*Provided entries*.
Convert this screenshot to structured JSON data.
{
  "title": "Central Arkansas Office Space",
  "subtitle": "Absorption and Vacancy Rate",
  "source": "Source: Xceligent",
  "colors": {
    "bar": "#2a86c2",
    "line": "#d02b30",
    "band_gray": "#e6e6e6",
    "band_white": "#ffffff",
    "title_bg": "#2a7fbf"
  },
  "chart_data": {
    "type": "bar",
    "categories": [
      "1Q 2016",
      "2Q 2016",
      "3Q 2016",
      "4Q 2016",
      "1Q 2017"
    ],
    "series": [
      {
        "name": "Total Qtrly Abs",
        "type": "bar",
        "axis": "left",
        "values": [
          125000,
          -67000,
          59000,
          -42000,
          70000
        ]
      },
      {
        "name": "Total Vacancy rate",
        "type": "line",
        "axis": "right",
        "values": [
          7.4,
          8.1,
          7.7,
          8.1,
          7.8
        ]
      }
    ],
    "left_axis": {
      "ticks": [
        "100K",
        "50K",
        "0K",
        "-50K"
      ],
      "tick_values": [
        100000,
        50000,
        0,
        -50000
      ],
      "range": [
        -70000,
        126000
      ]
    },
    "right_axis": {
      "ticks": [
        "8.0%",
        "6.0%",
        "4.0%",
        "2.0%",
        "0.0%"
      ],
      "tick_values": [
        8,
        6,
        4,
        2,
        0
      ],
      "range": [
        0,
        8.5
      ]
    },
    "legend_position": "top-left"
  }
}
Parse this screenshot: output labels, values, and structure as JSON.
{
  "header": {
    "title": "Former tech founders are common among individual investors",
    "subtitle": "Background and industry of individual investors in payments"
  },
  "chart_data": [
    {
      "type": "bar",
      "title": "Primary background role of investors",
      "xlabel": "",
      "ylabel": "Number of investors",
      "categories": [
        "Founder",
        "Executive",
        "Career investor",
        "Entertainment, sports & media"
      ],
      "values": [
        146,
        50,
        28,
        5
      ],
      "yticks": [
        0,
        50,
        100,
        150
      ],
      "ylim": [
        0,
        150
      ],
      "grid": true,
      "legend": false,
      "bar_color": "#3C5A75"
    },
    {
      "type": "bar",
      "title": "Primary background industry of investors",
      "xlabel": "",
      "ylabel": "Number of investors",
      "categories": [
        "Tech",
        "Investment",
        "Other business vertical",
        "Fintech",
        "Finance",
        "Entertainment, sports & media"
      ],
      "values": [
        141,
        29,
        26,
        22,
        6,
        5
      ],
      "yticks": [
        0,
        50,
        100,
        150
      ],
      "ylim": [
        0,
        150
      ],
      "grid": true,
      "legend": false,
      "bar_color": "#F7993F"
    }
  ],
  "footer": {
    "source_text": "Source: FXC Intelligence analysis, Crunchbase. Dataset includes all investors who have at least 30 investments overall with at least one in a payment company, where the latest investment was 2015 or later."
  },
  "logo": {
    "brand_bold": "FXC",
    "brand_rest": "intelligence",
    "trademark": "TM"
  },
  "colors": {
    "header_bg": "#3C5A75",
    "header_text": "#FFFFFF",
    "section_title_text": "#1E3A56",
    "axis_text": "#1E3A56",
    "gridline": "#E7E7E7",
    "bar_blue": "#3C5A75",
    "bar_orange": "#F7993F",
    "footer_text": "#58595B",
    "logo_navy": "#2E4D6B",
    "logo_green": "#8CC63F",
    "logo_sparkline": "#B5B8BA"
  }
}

*Short exercise*.
Output the records above in their entirety, exactly.

*The completed task*.
Convert this screenshot to structured JSON data.
{
  "title": "Central Arkansas Office Space",
  "subtitle": "Absorption and Vacancy Rate",
  "source": "Source: Xceligent",
  "colors": {
    "bar": "#2a86c2",
    "line": "#d02b30",
    "band_gray": "#e6e6e6",
    "band_white": "#ffffff",
    "title_bg": "#2a7fbf"
  },
  "chart_data": {
    "type": "bar",
    "categories": [
      "1Q 2016",
      "2Q 2016",
      "3Q 2016",
      "4Q 2016",
      "1Q 2017"
    ],
    "series": [
      {
        "name": "Total Qtrly Abs",
        "type": "bar",
        "axis": "left",
        "values": [
          125000,
          -67000,
          59000,
          -42000,
          70000
        ]
      },
      {
        "name": "Total Vacancy rate",
        "type": "line",
        "axis": "right",
        "values": [
          7.4,
          8.1,
          7.7,
          8.1,
          7.8
        ]
      }
    ],
    "left_axis": {
      "ticks": [
        "100K",
        "50K",
        "0K",
        "-50K"
      ],
      "tick_values": [
        100000,
        50000,
        0,
        -50000
      ],
      "range": [
        -70000,
        126000
      ]
    },
    "right_axis": {
      "ticks": [
        "8.0%",
        "6.0%",
        "4.0%",
        "2.0%",
        "0.0%"
      ],
      "tick_values": [
        8,
        6,
        4,
        2,
        0
      ],
      "range": [
        0,
        8.5
      ]
    },
    "legend_position": "top-left"
  }
}
Parse this screenshot: output labels, values, and structure as JSON.
{
  "header": {
    "title": "Former tech founders are common among individual investors",
    "subtitle": "Background and industry of individual investors in payments"
  },
  "chart_data": [
    {
      "type": "bar",
      "title": "Primary background role of investors",
      "xlabel": "",
      "ylabel": "Number of investors",
      "categories": [
        "Founder",
        "Executive",
        "Career investor",
        "Entertainment, sports & media"
      ],
      "values": [
        146,
        50,
        28,
        5
      ],
      "yticks": [
        0,
        50,
        100,
        150
      ],
      "ylim": [
        0,
        150
      ],
      "grid": true,
      "legend": false,
      "bar_color": "#3C5A75"
    },
    {
      "type": "bar",
      "title": "Primary background industry of investors",
      "xlabel": "",
      "ylabel": "Number of investors",
      "categories": [
        "Tech",
        "Investment",
        "Other business vertical",
        "Fintech",
        "Finance",
        "Entertainment, sports & media"
      ],
      "values": [
        141,
        29,
        26,
        22,
        6,
        5
      ],
      "yticks": [
        0,
        50,
        100,
        150
      ],
      "ylim": [
        0,
        150
      ],
      "grid": true,
      "legend": false,
      "bar_color": "#F7993F"
    }
  ],
  "footer": {
    "source_text": "Source: FXC Intelligence analysis, Crunchbase. Dataset includes all investors who have at least 30 investments overall with at least one in a payment company, where the latest investment was 2015 or later."
  },
  "logo": {
    "brand_bold": "FXC",
    "brand_rest": "intelligence",
    "trademark": "TM"
  },
  "colors": {
    "header_bg": "#3C5A75",
    "header_text": "#FFFFFF",
    "section_title_text": "#1E3A56",
    "axis_text": "#1E3A56",
    "gridline": "#E7E7E7",
    "bar_blue": "#3C5A75",
    "bar_orange": "#F7993F",
    "footer_text": "#58595B",
    "logo_navy": "#2E4D6B",
    "logo_green": "#8CC63F",
    "logo_sparkline": "#B5B8BA"
  }
}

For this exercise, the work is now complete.